EXERCICES À RÉALISER:
A. Dans l'extrait sur le phobique et le héros du mythe, par quoi le héros se présente-t-il toujours poussé pour se rendre d'un lieu vers un autre ?
B. Prolongez l'extrait sur le phobique et le héros du mythe au-delà de la question « Sa symétrie ? ».

EXTRAIT DU DOCUMENT:

===============

16Pour se rendre d’un lieu vers un autre, le héros du mythe se présente toujours poussé par le destin. Devant franchir de façon répétitive des étapes, sans cesse menacé par les divines pulsions, il lui arrive de commettre quelque erreur, de se tromper d’objet, de désirer trop ou de devenir triste. Heureusement, il lui arrive aussi également d’être tenté, alors quitte ou double, il perd ou gagne. Lui, le phobique, ne se laisse pas tenter : pour quelle raison ? Est-ce qu’il en est empêché parce qu’en dernier recours, il ne sait que trop combien le Réel existe ? Ou bien alors parce qu’il n’appréhende de ce Réel seulement que le trou de sa disparition, puisqu’il se livre comme proie d’un phallus denté ? Passer d’un lieu à l’autre, d’une position à l’autre, implique d’entériner l’existence, disons plutôt l’instance, voire l’implication du Réel dans les échanges. Mais cela ne vient néanmoins pas véritablement éclairer la clinique qui nous intéresse, puisque ce Réel qui circule le phobique ne le fuit pas, il en est empêché. Le livre d’ailleurs nous le précise tout du long et même nous éclaire en mettant le cap sur le féminin comme menace pour le phobique, et à la fois considère cette clinique comme « modalité pour traiter le féminin, le hors phallique ». Mais ce féminin ainsi posé ne serait-il pas plutôt dans le livre présenté comme l’inarticulé du masculin ? Sa symétrie ?

===============

ENTRÉES DE DONNÉES:
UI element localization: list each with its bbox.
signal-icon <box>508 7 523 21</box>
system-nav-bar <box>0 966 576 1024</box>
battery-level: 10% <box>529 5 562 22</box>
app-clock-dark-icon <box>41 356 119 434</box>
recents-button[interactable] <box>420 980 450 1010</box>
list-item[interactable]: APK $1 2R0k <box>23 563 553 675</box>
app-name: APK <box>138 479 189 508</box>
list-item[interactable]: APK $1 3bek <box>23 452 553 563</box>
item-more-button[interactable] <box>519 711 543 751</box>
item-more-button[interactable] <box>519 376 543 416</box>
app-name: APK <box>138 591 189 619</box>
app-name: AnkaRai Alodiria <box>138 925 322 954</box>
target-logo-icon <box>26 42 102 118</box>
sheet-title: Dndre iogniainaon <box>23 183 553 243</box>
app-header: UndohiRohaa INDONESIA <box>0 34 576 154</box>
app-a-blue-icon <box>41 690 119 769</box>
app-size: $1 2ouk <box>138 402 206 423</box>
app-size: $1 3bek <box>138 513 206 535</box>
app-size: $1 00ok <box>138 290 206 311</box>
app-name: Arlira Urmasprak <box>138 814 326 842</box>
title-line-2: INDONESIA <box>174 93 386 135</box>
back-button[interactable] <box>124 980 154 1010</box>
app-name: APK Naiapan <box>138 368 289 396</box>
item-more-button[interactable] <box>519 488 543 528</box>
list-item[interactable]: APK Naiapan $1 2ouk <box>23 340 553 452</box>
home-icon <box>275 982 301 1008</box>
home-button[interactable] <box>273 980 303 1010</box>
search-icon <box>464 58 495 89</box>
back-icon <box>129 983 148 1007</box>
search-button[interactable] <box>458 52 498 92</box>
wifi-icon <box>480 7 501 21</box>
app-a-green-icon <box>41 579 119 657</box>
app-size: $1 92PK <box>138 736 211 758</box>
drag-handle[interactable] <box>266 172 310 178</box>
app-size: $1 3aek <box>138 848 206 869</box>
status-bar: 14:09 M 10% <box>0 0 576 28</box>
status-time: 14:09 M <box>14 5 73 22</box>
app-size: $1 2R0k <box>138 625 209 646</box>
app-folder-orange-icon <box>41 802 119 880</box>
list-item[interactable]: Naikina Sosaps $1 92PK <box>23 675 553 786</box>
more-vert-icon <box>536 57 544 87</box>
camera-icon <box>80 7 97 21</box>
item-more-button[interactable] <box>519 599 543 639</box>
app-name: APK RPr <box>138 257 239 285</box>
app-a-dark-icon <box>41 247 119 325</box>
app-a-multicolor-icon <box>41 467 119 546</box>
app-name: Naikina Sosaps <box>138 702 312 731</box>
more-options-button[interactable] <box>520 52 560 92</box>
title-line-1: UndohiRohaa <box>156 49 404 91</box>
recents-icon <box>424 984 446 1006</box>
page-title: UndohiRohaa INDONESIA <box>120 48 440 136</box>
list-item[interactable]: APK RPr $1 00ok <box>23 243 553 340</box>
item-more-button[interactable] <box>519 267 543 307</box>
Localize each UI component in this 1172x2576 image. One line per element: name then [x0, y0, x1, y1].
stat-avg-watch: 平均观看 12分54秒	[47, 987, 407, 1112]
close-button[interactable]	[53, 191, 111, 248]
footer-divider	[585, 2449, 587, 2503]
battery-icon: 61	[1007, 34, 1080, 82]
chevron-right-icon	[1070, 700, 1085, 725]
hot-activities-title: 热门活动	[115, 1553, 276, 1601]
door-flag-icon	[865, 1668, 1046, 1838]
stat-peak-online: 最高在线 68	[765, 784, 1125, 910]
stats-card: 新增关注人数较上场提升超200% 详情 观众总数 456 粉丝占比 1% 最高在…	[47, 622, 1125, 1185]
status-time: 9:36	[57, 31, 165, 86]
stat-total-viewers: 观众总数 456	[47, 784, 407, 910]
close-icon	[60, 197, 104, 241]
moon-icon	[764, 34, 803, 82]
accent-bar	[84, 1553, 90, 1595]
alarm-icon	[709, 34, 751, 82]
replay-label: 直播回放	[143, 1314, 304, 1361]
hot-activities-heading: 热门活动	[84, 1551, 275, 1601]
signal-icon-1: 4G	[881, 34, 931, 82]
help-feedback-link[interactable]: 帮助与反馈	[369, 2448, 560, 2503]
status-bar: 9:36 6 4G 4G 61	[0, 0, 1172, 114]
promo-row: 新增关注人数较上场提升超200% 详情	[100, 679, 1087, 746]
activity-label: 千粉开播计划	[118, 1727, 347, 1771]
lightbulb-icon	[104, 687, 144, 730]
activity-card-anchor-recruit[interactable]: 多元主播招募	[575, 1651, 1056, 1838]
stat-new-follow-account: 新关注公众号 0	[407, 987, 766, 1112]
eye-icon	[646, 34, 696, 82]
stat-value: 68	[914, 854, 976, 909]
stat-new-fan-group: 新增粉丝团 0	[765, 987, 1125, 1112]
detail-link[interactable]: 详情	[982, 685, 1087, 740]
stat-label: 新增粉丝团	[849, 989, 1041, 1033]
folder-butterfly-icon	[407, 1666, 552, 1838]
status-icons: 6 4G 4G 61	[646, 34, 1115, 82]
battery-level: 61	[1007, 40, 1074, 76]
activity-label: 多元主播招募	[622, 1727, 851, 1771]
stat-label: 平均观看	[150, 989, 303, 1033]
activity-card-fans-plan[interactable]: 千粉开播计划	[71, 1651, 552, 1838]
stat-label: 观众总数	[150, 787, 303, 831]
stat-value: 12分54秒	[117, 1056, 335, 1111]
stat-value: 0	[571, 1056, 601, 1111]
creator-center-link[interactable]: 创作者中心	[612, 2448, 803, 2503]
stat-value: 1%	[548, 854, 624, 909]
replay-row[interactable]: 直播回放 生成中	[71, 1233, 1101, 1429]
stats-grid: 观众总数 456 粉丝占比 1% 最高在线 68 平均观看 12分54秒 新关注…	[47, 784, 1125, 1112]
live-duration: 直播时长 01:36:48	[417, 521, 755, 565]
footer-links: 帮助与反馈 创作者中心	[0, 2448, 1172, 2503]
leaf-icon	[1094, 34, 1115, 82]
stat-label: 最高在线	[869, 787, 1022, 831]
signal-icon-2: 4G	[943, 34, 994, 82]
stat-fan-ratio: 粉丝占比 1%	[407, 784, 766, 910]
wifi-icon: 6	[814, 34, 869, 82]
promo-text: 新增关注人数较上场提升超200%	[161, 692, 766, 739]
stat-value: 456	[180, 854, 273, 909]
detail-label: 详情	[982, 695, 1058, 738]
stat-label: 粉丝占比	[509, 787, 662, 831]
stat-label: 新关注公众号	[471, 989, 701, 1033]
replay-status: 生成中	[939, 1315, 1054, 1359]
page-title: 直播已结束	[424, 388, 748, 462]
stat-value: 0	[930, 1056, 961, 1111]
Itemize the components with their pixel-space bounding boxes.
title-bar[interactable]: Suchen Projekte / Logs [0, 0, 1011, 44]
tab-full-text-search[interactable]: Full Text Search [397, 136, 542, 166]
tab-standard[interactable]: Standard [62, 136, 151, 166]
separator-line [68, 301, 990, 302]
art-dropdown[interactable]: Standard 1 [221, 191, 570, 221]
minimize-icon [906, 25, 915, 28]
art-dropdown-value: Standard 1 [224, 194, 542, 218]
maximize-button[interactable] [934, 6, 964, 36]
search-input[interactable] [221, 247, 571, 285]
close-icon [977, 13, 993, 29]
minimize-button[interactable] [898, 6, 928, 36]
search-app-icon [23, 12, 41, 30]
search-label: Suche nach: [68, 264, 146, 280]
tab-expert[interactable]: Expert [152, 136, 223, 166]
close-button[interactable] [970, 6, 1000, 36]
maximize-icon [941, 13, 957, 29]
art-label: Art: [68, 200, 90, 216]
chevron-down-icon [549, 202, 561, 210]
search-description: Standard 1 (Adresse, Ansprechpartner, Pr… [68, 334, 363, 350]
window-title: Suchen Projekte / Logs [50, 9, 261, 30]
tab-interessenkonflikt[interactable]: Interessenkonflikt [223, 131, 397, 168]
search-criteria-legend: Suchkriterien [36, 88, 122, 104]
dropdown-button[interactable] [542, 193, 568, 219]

===============

RÉPONSES DANS L'ORDRE:
A. Par le destin.

B.
17Pour une femme, la mère réelle est toujours présente. En ce sens la phobie peut la concerner, du moins sur la question de l’angoisse qui survient à l’endroit où elle prend la mesure du fait que l’objet ne peut être fondateur de sa structure. Si l’objet phobogène n’est pas nécessairement toujours de mise pour elle, elle côtoie cette intrusion incestueuse de l’Autre en tous lieux. Par ailleurs, l’auteur oriente-t-elle sa question sur le passage de la lettre au signifiant qui, pour une femme, nous le savons, est un temps suspendu, non décisif, non définitivement inscrit ? Introduit-elle le féminin sur ce point de vacillement au regard de l’Autre, ou bien uniquement sur ce bord de jouissance où s’efface la signifiance ? Le féminin pour l’auteur apparaît comme un complément dans la mère sous le terme d’une séparation, ce qui est bien différent du Barrage contre le Pacifique. Telle serait sur le féminin, il me semble, la distinction à apporter à l’analyse de l’auteur.
18Enfin, puisque nous savons que la fonction signifiante prend en charge la relation du sujet à l’objet perdu, le repêche de sa chute, et que pour une femme cette fonction opère difficilement, la décomptant même dans le registre du langage, alors on appréhende pourquoi elle demeure ainsi captive du regard, suspendue à celui de l’autre/Autre, voie éminemment fragile s’il en est. Rien d’étonnant à ce que cette place de la fonction du regard se retrouve aussi dans la phobie sous une forme exacerbée, dramatisée, voire comme on le constate souvent, à chaque occasion, montée de toutes pièces en épingle.